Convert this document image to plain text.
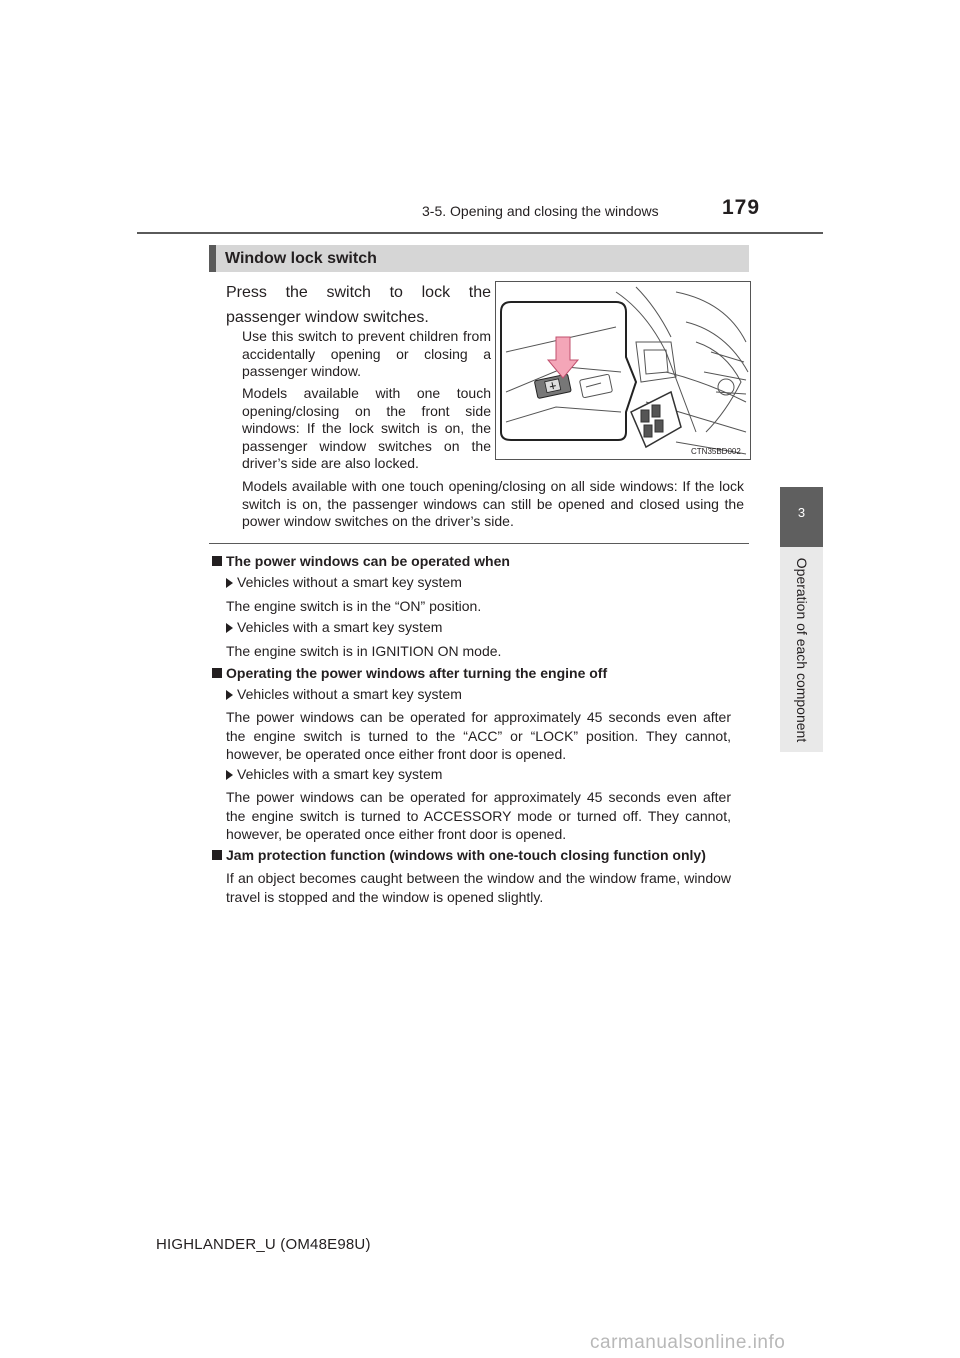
3-5. Opening and closing the windows	179
3
Operation of each component
Window lock switch
Press the switch to lock the passenger window switches.
Use this switch to prevent children from accidentally opening or closing a passenger window.
Models available with one touch opening/closing on the front side windows: If the lock switch is on, the passenger window switches on the driver’s side are also locked.
Models available with one touch opening/closing on all side windows: If the lock switch is on, the passenger windows can still be opened and closed using the power window switches on the driver’s side.
CTN35BD002
The power windows can be operated when
Vehicles without a smart key system
The engine switch is in the “ON” position.
Vehicles with a smart key system
The engine switch is in IGNITION ON mode.
Operating the power windows after turning the engine off
Vehicles without a smart key system
The power windows can be operated for approximately 45 seconds even after the engine switch is turned to the “ACC” or “LOCK” position. They cannot, however, be operated once either front door is opened.
Vehicles with a smart key system
The power windows can be operated for approximately 45 seconds even after the engine switch is turned to ACCESSORY mode or turned off. They cannot, however, be operated once either front door is opened.
Jam protection function (windows with one-touch closing function only)
If an object becomes caught between the window and the window frame, window travel is stopped and the window is opened slightly.
HIGHLANDER_U (OM48E98U)
carmanualsonline.info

▬▬▬▬▬▬▬▬▬▬

● **GOAL**:
Reproduce the whole listing above word for word, but not its pictures.

● **OUTPUT BELOW**:
Convert this document image to plain text.
3-5. Opening and closing the windows	179
3
Operation of each component
Window lock switch
Press the switch to lock the passenger window switches.
Use this switch to prevent children from accidentally opening or closing a passenger window.
Models available with one touch opening/closing on the front side windows: If the lock switch is on, the passenger window switches on the driver’s side are also locked.
Models available with one touch opening/closing on all side windows: If the lock switch is on, the passenger windows can still be opened and closed using the power window switches on the driver’s side.
CTN35BD002
The power windows can be operated when
Vehicles without a smart key system
The engine switch is in the “ON” position.
Vehicles with a smart key system
The engine switch is in IGNITION ON mode.
Operating the power windows after turning the engine off
Vehicles without a smart key system
The power windows can be operated for approximately 45 seconds even after the engine switch is turned to the “ACC” or “LOCK” position. They cannot, however, be operated once either front door is opened.
Vehicles with a smart key system
The power windows can be operated for approximately 45 seconds even after the engine switch is turned to ACCESSORY mode or turned off. They cannot, however, be operated once either front door is opened.
Jam protection function (windows with one-touch closing function only)
If an object becomes caught between the window and the window frame, window travel is stopped and the window is opened slightly.
HIGHLANDER_U (OM48E98U)
carmanualsonline.info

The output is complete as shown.